- Prompt
Reproduce the data that follows in its entirety, character for character.

········

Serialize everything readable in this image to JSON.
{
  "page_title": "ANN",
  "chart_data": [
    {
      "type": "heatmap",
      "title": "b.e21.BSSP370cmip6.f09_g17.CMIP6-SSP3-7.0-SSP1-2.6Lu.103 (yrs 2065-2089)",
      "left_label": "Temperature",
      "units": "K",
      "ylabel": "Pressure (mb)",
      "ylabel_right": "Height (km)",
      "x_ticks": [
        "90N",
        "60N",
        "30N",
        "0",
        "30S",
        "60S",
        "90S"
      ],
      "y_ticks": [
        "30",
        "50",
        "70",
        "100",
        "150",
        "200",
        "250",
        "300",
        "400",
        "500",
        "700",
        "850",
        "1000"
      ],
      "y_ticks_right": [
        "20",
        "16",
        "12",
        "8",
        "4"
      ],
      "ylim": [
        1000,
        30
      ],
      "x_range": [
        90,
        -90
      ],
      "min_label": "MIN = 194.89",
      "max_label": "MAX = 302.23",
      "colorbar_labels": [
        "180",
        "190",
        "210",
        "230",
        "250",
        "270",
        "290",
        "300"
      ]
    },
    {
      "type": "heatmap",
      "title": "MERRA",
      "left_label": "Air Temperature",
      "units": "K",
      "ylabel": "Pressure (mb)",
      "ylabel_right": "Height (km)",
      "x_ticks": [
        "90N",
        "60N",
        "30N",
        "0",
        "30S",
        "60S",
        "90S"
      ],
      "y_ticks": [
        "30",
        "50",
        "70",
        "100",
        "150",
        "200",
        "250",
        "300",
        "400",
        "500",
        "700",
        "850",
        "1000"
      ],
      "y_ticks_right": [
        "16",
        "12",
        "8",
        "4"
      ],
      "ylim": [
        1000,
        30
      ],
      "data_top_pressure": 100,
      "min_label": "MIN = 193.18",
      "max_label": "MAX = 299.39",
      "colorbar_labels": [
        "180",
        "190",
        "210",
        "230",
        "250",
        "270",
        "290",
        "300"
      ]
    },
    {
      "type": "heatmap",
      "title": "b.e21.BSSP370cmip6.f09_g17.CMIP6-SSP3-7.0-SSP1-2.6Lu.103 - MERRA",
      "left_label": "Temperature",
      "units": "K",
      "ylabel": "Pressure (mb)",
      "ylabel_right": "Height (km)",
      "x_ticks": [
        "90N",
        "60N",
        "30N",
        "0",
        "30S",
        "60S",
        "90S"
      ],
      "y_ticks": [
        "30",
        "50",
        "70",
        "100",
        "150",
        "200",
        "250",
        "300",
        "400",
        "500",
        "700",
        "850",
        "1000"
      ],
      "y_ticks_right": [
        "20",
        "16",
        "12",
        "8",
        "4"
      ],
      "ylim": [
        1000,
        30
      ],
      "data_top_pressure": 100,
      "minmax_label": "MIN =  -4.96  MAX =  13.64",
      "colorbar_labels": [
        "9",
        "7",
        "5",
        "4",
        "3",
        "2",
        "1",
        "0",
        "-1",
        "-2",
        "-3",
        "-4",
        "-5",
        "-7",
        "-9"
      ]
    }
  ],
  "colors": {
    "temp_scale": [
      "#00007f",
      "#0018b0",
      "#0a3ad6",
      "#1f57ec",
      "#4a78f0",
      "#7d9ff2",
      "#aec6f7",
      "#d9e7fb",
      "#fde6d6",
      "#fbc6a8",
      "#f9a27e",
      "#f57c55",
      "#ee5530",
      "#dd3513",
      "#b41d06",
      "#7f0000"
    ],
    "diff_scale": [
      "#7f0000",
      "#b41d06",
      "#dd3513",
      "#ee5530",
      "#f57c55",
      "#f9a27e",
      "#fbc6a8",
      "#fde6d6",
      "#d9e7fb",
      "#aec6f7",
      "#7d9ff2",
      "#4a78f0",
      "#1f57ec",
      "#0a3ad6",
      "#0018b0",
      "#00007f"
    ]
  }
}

········

- Written answer
Serialize everything readable in this image to JSON.
{
  "page_title": "ANN",
  "chart_data": [
    {
      "type": "heatmap",
      "title": "b.e21.BSSP370cmip6.f09_g17.CMIP6-SSP3-7.0-SSP1-2.6Lu.103 (yrs 2065-2089)",
      "left_label": "Temperature",
      "units": "K",
      "ylabel": "Pressure (mb)",
      "ylabel_right": "Height (km)",
      "x_ticks": [
        "90N",
        "60N",
        "30N",
        "0",
        "30S",
        "60S",
        "90S"
      ],
      "y_ticks": [
        "30",
        "50",
        "70",
        "100",
        "150",
        "200",
        "250",
        "300",
        "400",
        "500",
        "700",
        "850",
        "1000"
      ],
      "y_ticks_right": [
        "20",
        "16",
        "12",
        "8",
        "4"
      ],
      "ylim": [
        1000,
        30
      ],
      "x_range": [
        90,
        -90
      ],
      "min_label": "MIN = 194.89",
      "max_label": "MAX = 302.23",
      "colorbar_labels": [
        "180",
        "190",
        "210",
        "230",
        "250",
        "270",
        "290",
        "300"
      ]
    },
    {
      "type": "heatmap",
      "title": "MERRA",
      "left_label": "Air Temperature",
      "units": "K",
      "ylabel": "Pressure (mb)",
      "ylabel_right": "Height (km)",
      "x_ticks": [
        "90N",
        "60N",
        "30N",
        "0",
        "30S",
        "60S",
        "90S"
      ],
      "y_ticks": [
        "30",
        "50",
        "70",
        "100",
        "150",
        "200",
        "250",
        "300",
        "400",
        "500",
        "700",
        "850",
        "1000"
      ],
      "y_ticks_right": [
        "16",
        "12",
        "8",
        "4"
      ],
      "ylim": [
        1000,
        30
      ],
      "data_top_pressure": 100,
      "min_label": "MIN = 193.18",
      "max_label": "MAX = 299.39",
      "colorbar_labels": [
        "180",
        "190",
        "210",
        "230",
        "250",
        "270",
        "290",
        "300"
      ]
    },
    {
      "type": "heatmap",
      "title": "b.e21.BSSP370cmip6.f09_g17.CMIP6-SSP3-7.0-SSP1-2.6Lu.103 - MERRA",
      "left_label": "Temperature",
      "units": "K",
      "ylabel": "Pressure (mb)",
      "ylabel_right": "Height (km)",
      "x_ticks": [
        "90N",
        "60N",
        "30N",
        "0",
        "30S",
        "60S",
        "90S"
      ],
      "y_ticks": [
        "30",
        "50",
        "70",
        "100",
        "150",
        "200",
        "250",
        "300",
        "400",
        "500",
        "700",
        "850",
        "1000"
      ],
      "y_ticks_right": [
        "20",
        "16",
        "12",
        "8",
        "4"
      ],
      "ylim": [
        1000,
        30
      ],
      "data_top_pressure": 100,
      "minmax_label": "MIN =  -4.96  MAX =  13.64",
      "colorbar_labels": [
        "9",
        "7",
        "5",
        "4",
        "3",
        "2",
        "1",
        "0",
        "-1",
        "-2",
        "-3",
        "-4",
        "-5",
        "-7",
        "-9"
      ]
    }
  ],
  "colors": {
    "temp_scale": [
      "#00007f",
      "#0018b0",
      "#0a3ad6",
      "#1f57ec",
      "#4a78f0",
      "#7d9ff2",
      "#aec6f7",
      "#d9e7fb",
      "#fde6d6",
      "#fbc6a8",
      "#f9a27e",
      "#f57c55",
      "#ee5530",
      "#dd3513",
      "#b41d06",
      "#7f0000"
    ],
    "diff_scale": [
      "#7f0000",
      "#b41d06",
      "#dd3513",
      "#ee5530",
      "#f57c55",
      "#f9a27e",
      "#fbc6a8",
      "#fde6d6",
      "#d9e7fb",
      "#aec6f7",
      "#7d9ff2",
      "#4a78f0",
      "#1f57ec",
      "#0a3ad6",
      "#0018b0",
      "#00007f"
    ]
  }
}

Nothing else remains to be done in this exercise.